___ Input material

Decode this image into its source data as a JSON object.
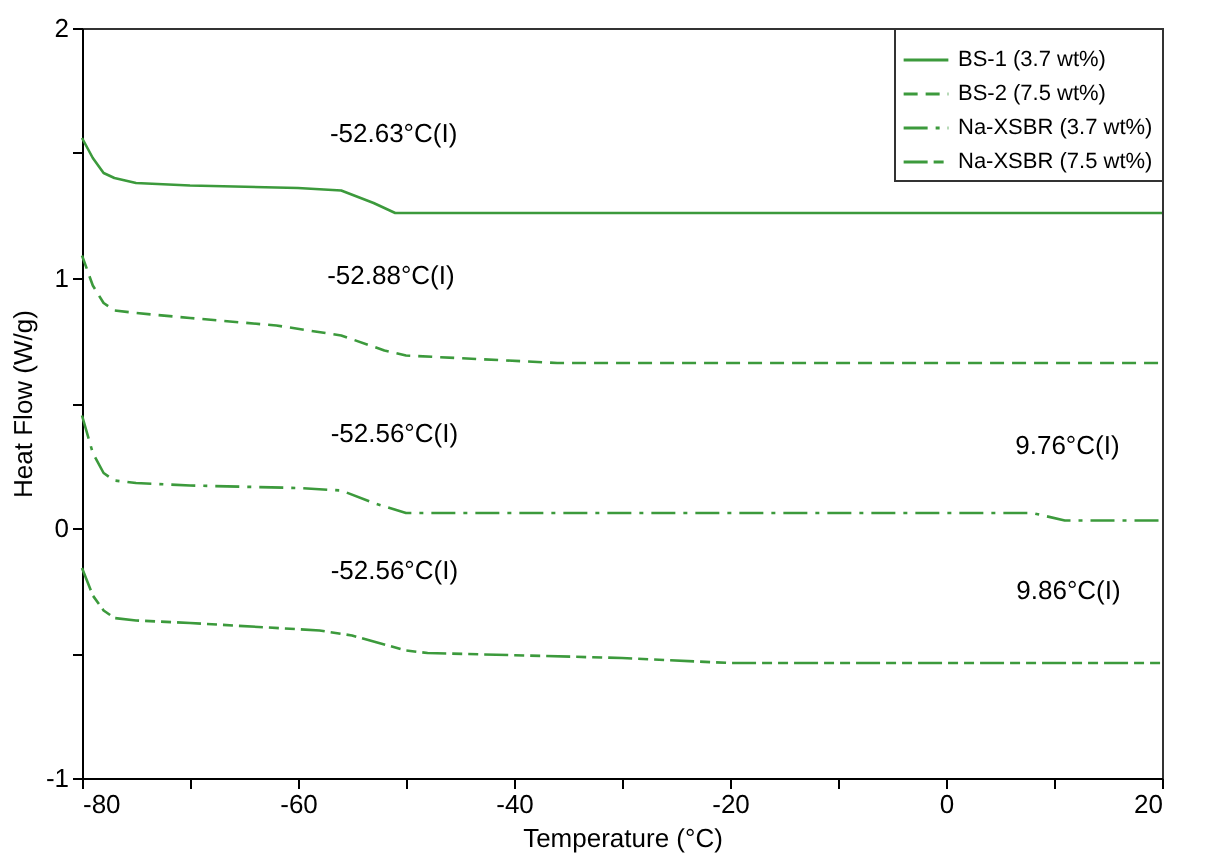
{
  "chart_data": {
    "type": "line",
    "xlabel": "Temperature (°C)",
    "ylabel": "Heat Flow (W/g)",
    "xlim": [
      -80,
      20
    ],
    "xticks": [
      -80,
      {
        "value": -70,
        "label": null
      },
      -60,
      {
        "value": -50,
        "label": null
      },
      -40,
      {
        "value": -30,
        "label": null
      },
      -20,
      {
        "value": -10,
        "label": null
      },
      0,
      {
        "value": 10,
        "label": null
      },
      20
    ],
    "ylim": [
      -1,
      2
    ],
    "yticks": [
      -1,
      {
        "value": -0.5,
        "label": null
      },
      0,
      {
        "value": 0.5,
        "label": null
      },
      1,
      {
        "value": 1.5,
        "label": null
      },
      2
    ],
    "grid": false,
    "legend": "top right",
    "series": [
      {
        "name": "BS-1 (3.7 wt%)",
        "color": "#3c9a3c",
        "line_style": "solid",
        "x": [
          -80,
          -79,
          -78,
          -77,
          -75,
          -70,
          -60,
          -56,
          -53,
          -51,
          -40,
          -20,
          0,
          20
        ],
        "values": [
          1.56,
          1.48,
          1.42,
          1.4,
          1.38,
          1.37,
          1.36,
          1.35,
          1.3,
          1.26,
          1.26,
          1.26,
          1.26,
          1.26
        ]
      },
      {
        "name": "BS-2 (7.5 wt%)",
        "color": "#3c9a3c",
        "line_style": "dashed",
        "x": [
          -80,
          -79,
          -78,
          -77,
          -75,
          -70,
          -62,
          -56,
          -52,
          -50,
          -36,
          -20,
          0,
          20
        ],
        "values": [
          1.09,
          0.97,
          0.9,
          0.87,
          0.86,
          0.84,
          0.81,
          0.77,
          0.71,
          0.69,
          0.66,
          0.66,
          0.66,
          0.66
        ]
      },
      {
        "name": "Na-XSBR (3.7 wt%)",
        "color": "#3c9a3c",
        "line_style": "dashdot",
        "x": [
          -80,
          -79,
          -78,
          -77,
          -75,
          -70,
          -60,
          -56,
          -53,
          -50,
          -37,
          -20,
          0,
          8,
          11,
          20
        ],
        "values": [
          0.45,
          0.3,
          0.22,
          0.19,
          0.18,
          0.17,
          0.16,
          0.15,
          0.1,
          0.06,
          0.06,
          0.06,
          0.06,
          0.06,
          0.03,
          0.03
        ]
      },
      {
        "name": "Na-XSBR (7.5 wt%)",
        "color": "#3c9a3c",
        "line_style": "longdash",
        "x": [
          -80,
          -79,
          -78,
          -77,
          -75,
          -70,
          -58,
          -55,
          -50,
          -48,
          -30,
          -20,
          0,
          20
        ],
        "values": [
          -0.16,
          -0.27,
          -0.33,
          -0.36,
          -0.37,
          -0.38,
          -0.41,
          -0.43,
          -0.49,
          -0.5,
          -0.52,
          -0.54,
          -0.54,
          -0.54
        ]
      }
    ],
    "annotations": [
      {
        "text": "-52.63°C(I)",
        "x": -52.63,
        "y": 1.29
      },
      {
        "text": "-52.88°C(I)",
        "x": -52.88,
        "y": 0.72
      },
      {
        "text": "-52.56°C(I)",
        "x": -52.56,
        "y": 0.09
      },
      {
        "text": "9.76°C(I)",
        "x": 9.76,
        "y": 0.04
      },
      {
        "text": "-52.56°C(I)",
        "x": -52.56,
        "y": -0.46
      },
      {
        "text": "9.86°C(I)",
        "x": 9.86,
        "y": -0.54
      }
    ]
  }
}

______

The task:
Filter for "text". Return all lines that hold it.

Completed exercise:
        "text": "-52.63°C(I)",
        "text": "-52.88°C(I)",
        "text": "-52.56°C(I)",
        "text": "9.76°C(I)",
        "text": "-52.56°C(I)",
        "text": "9.86°C(I)",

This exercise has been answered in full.